= Task objective =
Can the data below be set down again exactly, line for line?

(Dataset entries)
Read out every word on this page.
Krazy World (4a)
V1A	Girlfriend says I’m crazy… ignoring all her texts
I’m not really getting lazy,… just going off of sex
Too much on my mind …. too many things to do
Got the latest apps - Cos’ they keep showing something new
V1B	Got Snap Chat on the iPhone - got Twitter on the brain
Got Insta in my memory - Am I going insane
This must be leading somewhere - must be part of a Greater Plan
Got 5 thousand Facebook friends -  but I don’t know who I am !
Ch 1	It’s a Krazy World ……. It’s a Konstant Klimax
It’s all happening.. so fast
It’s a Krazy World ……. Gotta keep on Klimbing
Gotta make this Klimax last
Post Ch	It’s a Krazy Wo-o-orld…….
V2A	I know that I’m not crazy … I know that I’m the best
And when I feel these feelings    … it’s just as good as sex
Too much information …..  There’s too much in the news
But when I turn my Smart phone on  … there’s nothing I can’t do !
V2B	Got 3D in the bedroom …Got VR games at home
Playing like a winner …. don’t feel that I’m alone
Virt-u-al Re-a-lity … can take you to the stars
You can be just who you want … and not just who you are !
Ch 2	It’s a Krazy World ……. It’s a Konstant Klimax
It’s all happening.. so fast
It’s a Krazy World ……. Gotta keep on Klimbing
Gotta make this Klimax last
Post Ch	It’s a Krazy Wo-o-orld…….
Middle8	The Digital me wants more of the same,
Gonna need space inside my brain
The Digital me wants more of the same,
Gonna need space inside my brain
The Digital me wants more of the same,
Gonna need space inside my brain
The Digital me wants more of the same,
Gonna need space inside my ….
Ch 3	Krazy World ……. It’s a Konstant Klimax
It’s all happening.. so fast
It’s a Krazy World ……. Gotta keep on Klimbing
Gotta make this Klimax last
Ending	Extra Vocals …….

= The completed task =
Read out every word on this page.
Krazy World (4a)
V1A	Girlfriend says I’m crazy… ignoring all her texts
I’m not really getting lazy,… just going off of sex
Too much on my mind …. too many things to do
Got the latest apps - Cos’ they keep showing something new
V1B	Got Snap Chat on the iPhone - got Twitter on the brain
Got Insta in my memory - Am I going insane
This must be leading somewhere - must be part of a Greater Plan
Got 5 thousand Facebook friends -  but I don’t know who I am !
Ch 1	It’s a Krazy World ……. It’s a Konstant Klimax
It’s all happening.. so fast
It’s a Krazy World ……. Gotta keep on Klimbing
Gotta make this Klimax last
Post Ch	It’s a Krazy Wo-o-orld…….
V2A	I know that I’m not crazy … I know that I’m the best
And when I feel these feelings    … it’s just as good as sex
Too much information …..  There’s too much in the news
But when I turn my Smart phone on  … there’s nothing I can’t do !
V2B	Got 3D in the bedroom …Got VR games at home
Playing like a winner …. don’t feel that I’m alone
Virt-u-al Re-a-lity … can take you to the stars
You can be just who you want … and not just who you are !
Ch 2	It’s a Krazy World ……. It’s a Konstant Klimax
It’s all happening.. so fast
It’s a Krazy World ……. Gotta keep on Klimbing
Gotta make this Klimax last
Post Ch	It’s a Krazy Wo-o-orld…….
Middle8	The Digital me wants more of the same,
Gonna need space inside my brain
The Digital me wants more of the same,
Gonna need space inside my brain
The Digital me wants more of the same,
Gonna need space inside my brain
The Digital me wants more of the same,
Gonna need space inside my ….
Ch 3	Krazy World ……. It’s a Konstant Klimax
It’s all happening.. so fast
It’s a Krazy World ……. Gotta keep on Klimbing
Gotta make this Klimax last
Ending	Extra Vocals …….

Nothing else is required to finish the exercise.